:: AIM ::
Search the records below for the word "JSON". Pull out each line that has it.

** Start of EXTRACTED INFORMATION **

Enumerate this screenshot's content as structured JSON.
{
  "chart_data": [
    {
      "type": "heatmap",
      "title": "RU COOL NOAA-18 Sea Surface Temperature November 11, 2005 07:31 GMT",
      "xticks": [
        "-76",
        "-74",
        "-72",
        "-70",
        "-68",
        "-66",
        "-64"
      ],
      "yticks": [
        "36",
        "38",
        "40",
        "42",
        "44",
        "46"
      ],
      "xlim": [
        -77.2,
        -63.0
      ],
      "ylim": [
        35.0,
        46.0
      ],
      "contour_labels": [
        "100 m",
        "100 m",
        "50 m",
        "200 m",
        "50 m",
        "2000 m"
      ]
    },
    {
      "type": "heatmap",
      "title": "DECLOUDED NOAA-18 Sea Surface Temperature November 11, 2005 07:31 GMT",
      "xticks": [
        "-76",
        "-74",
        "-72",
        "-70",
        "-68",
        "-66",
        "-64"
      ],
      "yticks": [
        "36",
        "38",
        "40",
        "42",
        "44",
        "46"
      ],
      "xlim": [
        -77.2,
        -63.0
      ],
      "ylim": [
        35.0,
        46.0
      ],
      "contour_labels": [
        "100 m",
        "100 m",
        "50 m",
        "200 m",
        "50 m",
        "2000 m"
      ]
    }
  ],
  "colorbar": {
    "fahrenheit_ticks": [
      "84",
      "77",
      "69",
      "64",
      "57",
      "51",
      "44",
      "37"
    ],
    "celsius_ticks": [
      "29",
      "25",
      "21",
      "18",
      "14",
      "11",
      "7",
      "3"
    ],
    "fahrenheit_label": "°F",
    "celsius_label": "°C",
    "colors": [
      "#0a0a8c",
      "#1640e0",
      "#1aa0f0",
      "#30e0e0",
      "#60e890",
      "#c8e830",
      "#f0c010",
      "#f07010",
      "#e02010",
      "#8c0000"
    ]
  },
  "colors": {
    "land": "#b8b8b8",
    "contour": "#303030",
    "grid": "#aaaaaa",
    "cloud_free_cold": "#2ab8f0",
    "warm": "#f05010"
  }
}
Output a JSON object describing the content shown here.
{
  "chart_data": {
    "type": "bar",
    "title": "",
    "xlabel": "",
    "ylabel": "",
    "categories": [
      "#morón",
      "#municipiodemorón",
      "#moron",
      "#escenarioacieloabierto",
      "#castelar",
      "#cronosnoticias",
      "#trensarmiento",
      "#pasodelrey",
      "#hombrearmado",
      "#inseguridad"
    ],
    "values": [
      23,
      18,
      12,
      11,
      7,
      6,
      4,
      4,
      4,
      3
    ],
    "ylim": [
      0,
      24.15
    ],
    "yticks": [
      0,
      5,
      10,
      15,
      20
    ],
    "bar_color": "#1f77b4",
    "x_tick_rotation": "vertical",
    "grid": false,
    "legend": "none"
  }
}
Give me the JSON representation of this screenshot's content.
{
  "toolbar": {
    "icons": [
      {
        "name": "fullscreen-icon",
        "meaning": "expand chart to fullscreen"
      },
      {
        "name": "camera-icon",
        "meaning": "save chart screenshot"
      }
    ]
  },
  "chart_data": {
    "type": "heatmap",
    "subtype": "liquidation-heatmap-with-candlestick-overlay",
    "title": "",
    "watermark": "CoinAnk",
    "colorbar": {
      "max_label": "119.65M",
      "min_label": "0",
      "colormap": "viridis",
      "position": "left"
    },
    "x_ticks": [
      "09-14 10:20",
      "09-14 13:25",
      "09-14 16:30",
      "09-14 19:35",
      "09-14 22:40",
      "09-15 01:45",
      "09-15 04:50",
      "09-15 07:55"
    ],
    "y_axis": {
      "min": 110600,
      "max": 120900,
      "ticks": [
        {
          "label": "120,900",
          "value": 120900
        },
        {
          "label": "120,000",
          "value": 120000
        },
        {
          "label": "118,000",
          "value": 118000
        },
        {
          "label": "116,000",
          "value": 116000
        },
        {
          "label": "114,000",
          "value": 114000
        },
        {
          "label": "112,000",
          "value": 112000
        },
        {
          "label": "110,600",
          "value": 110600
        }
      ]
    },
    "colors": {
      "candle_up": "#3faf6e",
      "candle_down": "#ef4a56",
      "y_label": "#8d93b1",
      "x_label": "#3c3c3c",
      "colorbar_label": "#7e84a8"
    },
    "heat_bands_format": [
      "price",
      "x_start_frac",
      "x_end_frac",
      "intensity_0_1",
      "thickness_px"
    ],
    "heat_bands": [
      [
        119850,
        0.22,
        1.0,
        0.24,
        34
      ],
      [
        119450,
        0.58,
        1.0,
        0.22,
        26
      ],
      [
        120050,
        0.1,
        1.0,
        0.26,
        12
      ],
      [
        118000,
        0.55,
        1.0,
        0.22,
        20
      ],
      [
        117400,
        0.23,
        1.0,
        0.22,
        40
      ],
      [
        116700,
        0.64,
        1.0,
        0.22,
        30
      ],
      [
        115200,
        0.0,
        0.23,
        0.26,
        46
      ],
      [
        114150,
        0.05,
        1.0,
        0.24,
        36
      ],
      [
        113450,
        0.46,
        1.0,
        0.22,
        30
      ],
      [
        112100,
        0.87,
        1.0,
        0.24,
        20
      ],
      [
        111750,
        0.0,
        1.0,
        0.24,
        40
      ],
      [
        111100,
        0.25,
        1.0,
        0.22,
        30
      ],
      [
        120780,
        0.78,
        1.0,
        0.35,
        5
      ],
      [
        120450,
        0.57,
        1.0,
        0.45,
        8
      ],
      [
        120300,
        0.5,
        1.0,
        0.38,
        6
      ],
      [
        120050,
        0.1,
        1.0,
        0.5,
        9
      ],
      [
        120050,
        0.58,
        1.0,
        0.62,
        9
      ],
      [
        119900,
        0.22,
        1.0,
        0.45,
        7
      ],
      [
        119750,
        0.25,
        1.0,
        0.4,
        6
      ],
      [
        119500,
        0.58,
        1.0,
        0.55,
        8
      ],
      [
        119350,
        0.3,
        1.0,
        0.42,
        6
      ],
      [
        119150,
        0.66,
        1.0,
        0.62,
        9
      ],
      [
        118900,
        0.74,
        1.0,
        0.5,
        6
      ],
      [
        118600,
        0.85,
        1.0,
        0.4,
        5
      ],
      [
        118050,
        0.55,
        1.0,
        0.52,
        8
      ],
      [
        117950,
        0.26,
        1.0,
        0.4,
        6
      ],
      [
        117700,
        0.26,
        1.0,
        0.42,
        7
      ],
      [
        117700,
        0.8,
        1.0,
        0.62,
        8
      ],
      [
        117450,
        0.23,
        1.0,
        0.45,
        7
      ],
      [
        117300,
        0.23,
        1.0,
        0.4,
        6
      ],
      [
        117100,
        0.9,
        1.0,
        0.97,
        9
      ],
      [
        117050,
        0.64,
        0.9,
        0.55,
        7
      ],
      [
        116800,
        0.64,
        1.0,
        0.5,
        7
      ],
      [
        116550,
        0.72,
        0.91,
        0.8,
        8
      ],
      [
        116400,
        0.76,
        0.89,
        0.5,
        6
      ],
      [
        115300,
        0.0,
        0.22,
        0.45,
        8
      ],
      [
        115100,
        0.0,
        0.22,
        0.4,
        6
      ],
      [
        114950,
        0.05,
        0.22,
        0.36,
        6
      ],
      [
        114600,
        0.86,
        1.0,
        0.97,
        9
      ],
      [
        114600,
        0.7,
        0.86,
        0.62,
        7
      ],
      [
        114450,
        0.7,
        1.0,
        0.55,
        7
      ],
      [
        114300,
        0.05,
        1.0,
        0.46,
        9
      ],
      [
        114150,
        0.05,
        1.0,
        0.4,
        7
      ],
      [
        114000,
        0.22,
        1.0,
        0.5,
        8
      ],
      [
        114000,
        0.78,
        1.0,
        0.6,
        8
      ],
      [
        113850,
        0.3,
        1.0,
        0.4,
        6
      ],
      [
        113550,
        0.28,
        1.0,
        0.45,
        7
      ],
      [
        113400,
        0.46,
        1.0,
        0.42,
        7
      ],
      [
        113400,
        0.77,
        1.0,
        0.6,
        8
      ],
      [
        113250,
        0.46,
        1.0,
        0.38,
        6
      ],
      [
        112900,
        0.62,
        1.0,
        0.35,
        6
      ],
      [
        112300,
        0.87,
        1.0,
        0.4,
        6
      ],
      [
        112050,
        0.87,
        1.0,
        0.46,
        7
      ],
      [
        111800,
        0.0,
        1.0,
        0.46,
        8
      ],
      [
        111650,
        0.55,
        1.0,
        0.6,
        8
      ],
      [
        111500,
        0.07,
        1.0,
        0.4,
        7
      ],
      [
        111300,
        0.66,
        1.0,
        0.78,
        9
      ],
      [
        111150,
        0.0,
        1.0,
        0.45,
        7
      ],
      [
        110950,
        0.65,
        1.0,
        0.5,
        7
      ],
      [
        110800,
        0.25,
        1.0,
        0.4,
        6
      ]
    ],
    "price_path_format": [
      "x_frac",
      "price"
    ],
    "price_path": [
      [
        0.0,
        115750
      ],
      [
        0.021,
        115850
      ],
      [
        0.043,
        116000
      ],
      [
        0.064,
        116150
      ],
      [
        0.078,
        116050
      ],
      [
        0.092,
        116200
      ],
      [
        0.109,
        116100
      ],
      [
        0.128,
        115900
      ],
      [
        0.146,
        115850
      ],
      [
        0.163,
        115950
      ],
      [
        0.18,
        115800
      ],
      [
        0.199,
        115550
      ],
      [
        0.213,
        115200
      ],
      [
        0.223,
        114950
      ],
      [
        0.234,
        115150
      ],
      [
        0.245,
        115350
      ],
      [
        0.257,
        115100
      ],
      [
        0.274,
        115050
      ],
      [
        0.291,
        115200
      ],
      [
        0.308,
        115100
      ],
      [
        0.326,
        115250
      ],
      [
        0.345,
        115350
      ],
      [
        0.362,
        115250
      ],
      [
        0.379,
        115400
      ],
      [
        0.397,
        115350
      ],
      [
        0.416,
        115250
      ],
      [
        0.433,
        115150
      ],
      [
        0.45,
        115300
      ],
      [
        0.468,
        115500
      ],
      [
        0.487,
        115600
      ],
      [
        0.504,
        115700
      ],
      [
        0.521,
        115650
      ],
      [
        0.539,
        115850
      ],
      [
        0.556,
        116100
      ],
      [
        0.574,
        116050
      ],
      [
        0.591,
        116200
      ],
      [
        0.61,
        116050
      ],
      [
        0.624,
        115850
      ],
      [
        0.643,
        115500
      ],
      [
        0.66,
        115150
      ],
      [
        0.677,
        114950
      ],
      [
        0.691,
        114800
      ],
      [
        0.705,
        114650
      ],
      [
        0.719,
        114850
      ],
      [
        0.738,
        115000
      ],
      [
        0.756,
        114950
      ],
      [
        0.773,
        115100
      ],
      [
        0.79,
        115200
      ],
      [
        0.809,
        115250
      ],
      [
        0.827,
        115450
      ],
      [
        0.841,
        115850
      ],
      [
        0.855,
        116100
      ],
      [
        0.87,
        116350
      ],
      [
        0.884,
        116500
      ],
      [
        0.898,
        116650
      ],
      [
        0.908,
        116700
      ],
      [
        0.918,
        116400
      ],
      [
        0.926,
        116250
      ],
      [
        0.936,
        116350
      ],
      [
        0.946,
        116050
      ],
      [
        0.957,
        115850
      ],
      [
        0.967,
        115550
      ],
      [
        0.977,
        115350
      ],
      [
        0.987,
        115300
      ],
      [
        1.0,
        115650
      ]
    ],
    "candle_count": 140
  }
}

** End of EXTRACTED INFORMATION **

:: SOLUTION TO THE PROBLEM ::
Enumerate this screenshot's content as structured JSON.
Output a JSON object describing the content shown here.
Give me the JSON representation of this screenshot's content.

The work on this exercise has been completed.